Reproduce the listing below in its entirety. Change nothing.
— START OF Material for this exercise —
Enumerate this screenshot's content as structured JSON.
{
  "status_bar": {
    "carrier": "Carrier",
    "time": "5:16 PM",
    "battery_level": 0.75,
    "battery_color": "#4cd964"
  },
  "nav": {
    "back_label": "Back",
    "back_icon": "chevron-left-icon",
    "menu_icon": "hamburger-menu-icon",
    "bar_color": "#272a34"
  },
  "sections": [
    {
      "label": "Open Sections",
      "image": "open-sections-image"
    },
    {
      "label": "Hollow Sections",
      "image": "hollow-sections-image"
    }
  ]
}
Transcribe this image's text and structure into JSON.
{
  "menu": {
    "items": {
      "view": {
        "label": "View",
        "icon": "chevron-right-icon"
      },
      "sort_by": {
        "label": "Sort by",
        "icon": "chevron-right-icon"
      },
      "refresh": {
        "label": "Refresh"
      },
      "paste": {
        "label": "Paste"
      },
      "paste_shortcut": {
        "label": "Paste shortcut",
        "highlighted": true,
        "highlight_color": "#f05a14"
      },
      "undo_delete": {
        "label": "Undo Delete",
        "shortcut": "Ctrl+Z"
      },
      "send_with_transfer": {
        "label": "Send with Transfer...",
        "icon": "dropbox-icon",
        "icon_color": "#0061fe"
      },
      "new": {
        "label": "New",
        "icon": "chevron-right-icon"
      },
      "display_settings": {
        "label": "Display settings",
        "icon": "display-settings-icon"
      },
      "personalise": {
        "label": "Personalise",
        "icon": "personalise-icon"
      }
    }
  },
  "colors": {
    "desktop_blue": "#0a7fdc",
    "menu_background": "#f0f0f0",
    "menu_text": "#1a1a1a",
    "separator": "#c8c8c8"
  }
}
— END OF Material for this exercise —
◆ Answer to the task:
Enumerate this screenshot's content as structured JSON.
{
  "status_bar": {
    "carrier": "Carrier",
    "time": "5:16 PM",
    "battery_level": 0.75,
    "battery_color": "#4cd964"
  },
  "nav": {
    "back_label": "Back",
    "back_icon": "chevron-left-icon",
    "menu_icon": "hamburger-menu-icon",
    "bar_color": "#272a34"
  },
  "sections": [
    {
      "label": "Open Sections",
      "image": "open-sections-image"
    },
    {
      "label": "Hollow Sections",
      "image": "hollow-sections-image"
    }
  ]
}
Transcribe this image's text and structure into JSON.
{
  "menu": {
    "items": {
      "view": {
        "label": "View",
        "icon": "chevron-right-icon"
      },
      "sort_by": {
        "label": "Sort by",
        "icon": "chevron-right-icon"
      },
      "refresh": {
        "label": "Refresh"
      },
      "paste": {
        "label": "Paste"
      },
      "paste_shortcut": {
        "label": "Paste shortcut",
        "highlighted": true,
        "highlight_color": "#f05a14"
      },
      "undo_delete": {
        "label": "Undo Delete",
        "shortcut": "Ctrl+Z"
      },
      "send_with_transfer": {
        "label": "Send with Transfer...",
        "icon": "dropbox-icon",
        "icon_color": "#0061fe"
      },
      "new": {
        "label": "New",
        "icon": "chevron-right-icon"
      },
      "display_settings": {
        "label": "Display settings",
        "icon": "display-settings-icon"
      },
      "personalise": {
        "label": "Personalise",
        "icon": "personalise-icon"
      }
    }
  },
  "colors": {
    "desktop_blue": "#0a7fdc",
    "menu_background": "#f0f0f0",
    "menu_text": "#1a1a1a",
    "separator": "#c8c8c8"
  }
}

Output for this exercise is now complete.